* 原文摘录
3、本发明提供一种化学-生物级联合成l-草铵膦的方法，所述方法包括如下步骤：

4、(1)以三氯化磷、二氯化磷和丙烯酸(优选纯度98％)为原料，在温度100-150℃、压力0.5-5mpa条件下加成反应合成亚磷酸甲基丙烯酯；

5、(2)亚磷酸甲基丙烯酯与乙醇钠在温度40-80℃、压力1-5mpa条件下缩合反应后，再加入草酸二乙酯，调节ph至6-8(优选7.5)，在50-70℃下加热水解反应，反应液利用小型精馏塔回收副产物乙醇后，过滤除去氯化钠，得到α-酮酸-2-羰基-4-(羟基甲基膦酰基)丁酸溶液；

6、(3)以含草铵膦脱氢酶编码基因与醇脱氢酶编码基因的共表达重组大肠杆菌工程菌经发酵培养获得的湿菌体或含草铵膦脱氢酶突变体的编码基因和醇脱氢酶编码基因共表达重组大肠杆菌工程菌经发酵培养获得的湿菌体为催化剂，以步骤(2)α-酮酸-2-羰基-4-(羟基甲基膦酰基)丁酸溶液为底物，加入异丙醇、nad+，以ph 6-8的缓冲液为反应介质构成反应体系，在40-60℃、100-200rpm条件下进行转化反应，反应液分离纯化，获得l-草铵膦；所述草铵膦脱氢酶突变体是将氨基酸序列如seq id no.2所示的草铵膦脱氢酶的第73位或第91位进行单独突变或双突变获得的。

7、优选的，步骤(1)温度120℃、压力1mpa，反应时间6h。所述三氯化磷与二氯化磷投料质量比为1:1-3，优选1:1；所述丙烯酸体积用量以三氯化磷和二氯化磷总质量计为10-150l/kg，优选100l/kg。

8、优选的，步骤(2)缩合反应条件为：温度60℃、压力1.5mpa条件下反应8h；水解反应温度为60℃。亚磷酸甲基丙烯酯体积用量以乙醇钠质量计为20-50l/kg，优选36.5l/kg；乙醇钠与草酸二乙酯质量比为1:1-3，优选1:1。

9、优选的，步骤(3)反应体系中，湿菌体加入终浓度为10-40g/l(优选10g/l)，底物加入终浓度为200-800mm，优选200mm；异丙醇加入终浓度为200-1000mm，优选300mm；nad+加入终浓度为0.4-0.8mm，优选0.6mm；所述反应介质优选为ph＝7.5的磷酸盐缓冲液。

* 列表

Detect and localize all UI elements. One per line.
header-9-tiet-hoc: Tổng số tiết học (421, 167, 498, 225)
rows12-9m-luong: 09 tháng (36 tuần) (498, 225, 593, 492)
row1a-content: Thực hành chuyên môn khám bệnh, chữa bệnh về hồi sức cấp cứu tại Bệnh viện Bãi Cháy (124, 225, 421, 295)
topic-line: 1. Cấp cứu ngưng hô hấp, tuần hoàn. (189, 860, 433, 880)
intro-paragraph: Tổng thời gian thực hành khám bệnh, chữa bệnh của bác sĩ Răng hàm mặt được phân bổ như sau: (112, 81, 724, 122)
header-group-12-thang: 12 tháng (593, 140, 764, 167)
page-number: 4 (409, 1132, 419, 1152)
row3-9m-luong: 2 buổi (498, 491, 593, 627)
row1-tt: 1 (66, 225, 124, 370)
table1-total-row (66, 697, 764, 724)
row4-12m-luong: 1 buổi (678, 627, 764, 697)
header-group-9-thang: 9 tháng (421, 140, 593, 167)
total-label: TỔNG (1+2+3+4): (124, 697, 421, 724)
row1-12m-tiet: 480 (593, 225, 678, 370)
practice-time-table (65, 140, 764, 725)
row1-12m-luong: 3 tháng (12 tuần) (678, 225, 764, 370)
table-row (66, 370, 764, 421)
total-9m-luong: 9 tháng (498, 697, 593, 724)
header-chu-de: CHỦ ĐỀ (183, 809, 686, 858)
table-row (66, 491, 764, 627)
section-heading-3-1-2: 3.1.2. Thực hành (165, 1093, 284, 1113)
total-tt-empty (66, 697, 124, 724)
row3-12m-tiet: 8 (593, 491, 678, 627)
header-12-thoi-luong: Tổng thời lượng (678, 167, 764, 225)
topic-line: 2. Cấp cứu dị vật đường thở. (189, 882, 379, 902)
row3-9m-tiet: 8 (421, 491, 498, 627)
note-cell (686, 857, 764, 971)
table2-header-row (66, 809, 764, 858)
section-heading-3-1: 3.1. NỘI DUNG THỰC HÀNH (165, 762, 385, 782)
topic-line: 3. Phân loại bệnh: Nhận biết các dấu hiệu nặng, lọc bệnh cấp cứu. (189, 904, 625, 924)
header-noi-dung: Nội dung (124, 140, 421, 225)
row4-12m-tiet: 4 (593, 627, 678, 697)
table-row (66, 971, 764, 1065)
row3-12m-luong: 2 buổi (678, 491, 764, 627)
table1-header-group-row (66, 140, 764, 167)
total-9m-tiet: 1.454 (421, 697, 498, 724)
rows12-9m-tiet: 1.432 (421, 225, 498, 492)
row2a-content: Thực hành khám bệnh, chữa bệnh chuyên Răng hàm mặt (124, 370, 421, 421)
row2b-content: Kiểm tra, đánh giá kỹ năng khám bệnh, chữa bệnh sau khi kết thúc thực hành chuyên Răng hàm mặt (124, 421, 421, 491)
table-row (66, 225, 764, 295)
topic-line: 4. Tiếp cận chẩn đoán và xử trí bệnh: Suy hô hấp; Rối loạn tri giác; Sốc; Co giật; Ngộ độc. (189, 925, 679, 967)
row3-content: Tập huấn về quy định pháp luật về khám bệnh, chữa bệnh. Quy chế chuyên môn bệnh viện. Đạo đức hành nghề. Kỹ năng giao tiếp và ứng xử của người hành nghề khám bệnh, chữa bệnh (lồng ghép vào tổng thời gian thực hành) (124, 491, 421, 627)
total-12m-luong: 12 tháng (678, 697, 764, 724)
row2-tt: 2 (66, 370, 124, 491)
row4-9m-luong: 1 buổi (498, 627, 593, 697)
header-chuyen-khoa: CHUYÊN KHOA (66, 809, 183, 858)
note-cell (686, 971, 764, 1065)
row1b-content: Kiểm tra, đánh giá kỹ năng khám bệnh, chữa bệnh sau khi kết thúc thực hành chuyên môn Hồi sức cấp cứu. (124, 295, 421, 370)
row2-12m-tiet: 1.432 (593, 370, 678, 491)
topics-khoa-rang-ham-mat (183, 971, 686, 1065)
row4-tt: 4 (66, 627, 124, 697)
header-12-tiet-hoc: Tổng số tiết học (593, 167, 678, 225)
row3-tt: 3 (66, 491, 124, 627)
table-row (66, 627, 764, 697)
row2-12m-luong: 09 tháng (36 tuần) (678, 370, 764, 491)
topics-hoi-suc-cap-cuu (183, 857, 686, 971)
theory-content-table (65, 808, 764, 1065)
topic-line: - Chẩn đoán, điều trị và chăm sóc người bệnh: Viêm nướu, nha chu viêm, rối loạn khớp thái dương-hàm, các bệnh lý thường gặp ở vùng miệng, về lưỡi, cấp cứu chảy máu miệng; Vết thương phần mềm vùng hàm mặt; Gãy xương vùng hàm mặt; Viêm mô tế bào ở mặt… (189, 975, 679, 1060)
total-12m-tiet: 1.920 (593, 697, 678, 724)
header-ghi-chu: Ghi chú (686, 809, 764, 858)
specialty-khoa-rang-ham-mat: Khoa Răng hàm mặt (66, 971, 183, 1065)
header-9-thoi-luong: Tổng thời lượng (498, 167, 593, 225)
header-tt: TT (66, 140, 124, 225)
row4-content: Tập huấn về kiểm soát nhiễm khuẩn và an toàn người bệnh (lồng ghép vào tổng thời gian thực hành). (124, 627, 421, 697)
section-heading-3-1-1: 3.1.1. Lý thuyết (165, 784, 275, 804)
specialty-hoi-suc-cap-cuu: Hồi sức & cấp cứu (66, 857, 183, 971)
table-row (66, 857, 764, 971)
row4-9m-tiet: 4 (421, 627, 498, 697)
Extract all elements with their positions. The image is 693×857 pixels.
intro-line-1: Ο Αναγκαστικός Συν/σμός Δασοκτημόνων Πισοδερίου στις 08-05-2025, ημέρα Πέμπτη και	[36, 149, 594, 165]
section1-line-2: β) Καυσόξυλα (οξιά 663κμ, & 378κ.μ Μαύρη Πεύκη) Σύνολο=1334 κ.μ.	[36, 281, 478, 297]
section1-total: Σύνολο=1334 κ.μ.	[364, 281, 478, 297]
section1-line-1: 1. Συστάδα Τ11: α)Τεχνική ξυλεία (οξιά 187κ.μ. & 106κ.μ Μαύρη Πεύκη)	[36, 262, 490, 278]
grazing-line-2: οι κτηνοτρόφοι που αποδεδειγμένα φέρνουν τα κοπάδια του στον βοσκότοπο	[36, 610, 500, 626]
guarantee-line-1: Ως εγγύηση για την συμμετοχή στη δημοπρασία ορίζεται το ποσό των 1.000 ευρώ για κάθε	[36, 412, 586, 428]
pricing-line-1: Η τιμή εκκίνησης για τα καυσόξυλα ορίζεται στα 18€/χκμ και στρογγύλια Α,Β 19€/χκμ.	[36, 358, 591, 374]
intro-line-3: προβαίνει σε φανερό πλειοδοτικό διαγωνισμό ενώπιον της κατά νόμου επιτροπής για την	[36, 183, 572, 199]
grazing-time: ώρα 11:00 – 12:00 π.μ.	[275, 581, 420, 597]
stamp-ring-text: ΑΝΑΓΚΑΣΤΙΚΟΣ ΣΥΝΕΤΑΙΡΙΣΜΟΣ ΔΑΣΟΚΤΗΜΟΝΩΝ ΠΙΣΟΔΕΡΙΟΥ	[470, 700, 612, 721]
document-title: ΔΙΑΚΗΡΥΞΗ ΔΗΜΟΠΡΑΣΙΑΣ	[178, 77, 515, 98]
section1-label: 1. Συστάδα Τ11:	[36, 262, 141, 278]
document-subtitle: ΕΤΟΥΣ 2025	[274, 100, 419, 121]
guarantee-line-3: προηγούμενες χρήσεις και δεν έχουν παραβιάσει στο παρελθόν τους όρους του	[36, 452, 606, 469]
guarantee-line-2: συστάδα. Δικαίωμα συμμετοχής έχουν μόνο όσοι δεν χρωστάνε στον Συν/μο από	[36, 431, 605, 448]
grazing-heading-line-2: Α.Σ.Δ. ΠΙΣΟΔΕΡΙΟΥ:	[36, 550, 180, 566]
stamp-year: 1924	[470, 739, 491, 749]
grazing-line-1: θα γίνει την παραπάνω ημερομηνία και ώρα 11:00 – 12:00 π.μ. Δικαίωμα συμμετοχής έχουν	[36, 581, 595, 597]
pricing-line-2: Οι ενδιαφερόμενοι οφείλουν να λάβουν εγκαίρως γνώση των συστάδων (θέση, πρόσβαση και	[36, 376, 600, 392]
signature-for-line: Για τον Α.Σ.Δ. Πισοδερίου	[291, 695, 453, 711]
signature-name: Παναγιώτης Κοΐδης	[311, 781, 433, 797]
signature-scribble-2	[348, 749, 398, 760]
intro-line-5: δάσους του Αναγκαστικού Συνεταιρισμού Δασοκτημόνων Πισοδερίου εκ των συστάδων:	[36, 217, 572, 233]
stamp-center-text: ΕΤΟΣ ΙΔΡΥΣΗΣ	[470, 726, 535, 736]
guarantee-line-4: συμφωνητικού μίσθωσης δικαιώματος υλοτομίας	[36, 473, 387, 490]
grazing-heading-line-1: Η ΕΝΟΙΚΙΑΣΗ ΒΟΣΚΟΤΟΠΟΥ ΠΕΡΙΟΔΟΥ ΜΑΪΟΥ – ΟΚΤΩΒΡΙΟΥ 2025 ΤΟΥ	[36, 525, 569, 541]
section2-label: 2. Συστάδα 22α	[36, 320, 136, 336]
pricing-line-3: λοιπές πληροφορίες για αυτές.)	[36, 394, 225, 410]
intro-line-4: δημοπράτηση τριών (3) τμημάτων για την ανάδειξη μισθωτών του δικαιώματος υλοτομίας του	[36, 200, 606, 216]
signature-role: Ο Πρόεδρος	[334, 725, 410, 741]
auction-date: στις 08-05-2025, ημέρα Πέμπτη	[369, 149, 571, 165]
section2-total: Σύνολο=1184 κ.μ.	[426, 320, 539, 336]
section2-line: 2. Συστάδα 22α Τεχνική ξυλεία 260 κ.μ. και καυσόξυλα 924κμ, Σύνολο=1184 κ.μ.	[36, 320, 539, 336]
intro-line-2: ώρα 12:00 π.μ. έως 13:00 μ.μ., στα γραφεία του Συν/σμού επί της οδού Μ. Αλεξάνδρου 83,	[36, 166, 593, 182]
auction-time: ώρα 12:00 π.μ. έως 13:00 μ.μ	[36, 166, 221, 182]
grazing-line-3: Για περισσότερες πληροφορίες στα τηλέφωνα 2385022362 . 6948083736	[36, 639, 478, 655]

* 任务说明
根据关于L-草铵膦化学-生物级联合成方法的原文，步骤(3)的反应介质优选为什么？

* 本题答案
pH＝7.5的磷酸盐缓冲液。